- **Challenge**: Check each line of the material below for the string "einem", then report how many lines have it, and nothing else.

- **Dataset records**:
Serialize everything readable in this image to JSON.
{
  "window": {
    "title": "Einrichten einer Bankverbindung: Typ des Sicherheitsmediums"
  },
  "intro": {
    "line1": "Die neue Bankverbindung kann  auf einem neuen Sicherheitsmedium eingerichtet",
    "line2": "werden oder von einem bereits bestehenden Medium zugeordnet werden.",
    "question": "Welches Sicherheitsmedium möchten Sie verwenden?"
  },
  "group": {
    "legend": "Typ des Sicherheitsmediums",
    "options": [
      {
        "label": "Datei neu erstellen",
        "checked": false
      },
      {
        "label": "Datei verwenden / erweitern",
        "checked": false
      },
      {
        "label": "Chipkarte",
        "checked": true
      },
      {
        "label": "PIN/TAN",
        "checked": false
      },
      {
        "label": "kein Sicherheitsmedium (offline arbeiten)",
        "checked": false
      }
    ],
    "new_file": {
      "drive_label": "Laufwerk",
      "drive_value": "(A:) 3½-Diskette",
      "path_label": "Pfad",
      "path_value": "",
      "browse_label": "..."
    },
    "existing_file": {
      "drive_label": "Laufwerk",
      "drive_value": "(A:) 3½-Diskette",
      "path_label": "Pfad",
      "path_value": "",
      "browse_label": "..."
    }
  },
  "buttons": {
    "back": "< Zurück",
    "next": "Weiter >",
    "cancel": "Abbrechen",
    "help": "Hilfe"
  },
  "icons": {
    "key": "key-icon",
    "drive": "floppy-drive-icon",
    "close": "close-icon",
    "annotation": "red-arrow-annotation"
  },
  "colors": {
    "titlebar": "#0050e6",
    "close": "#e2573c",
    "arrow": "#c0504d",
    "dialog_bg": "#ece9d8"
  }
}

- **Result of this exercise**: 2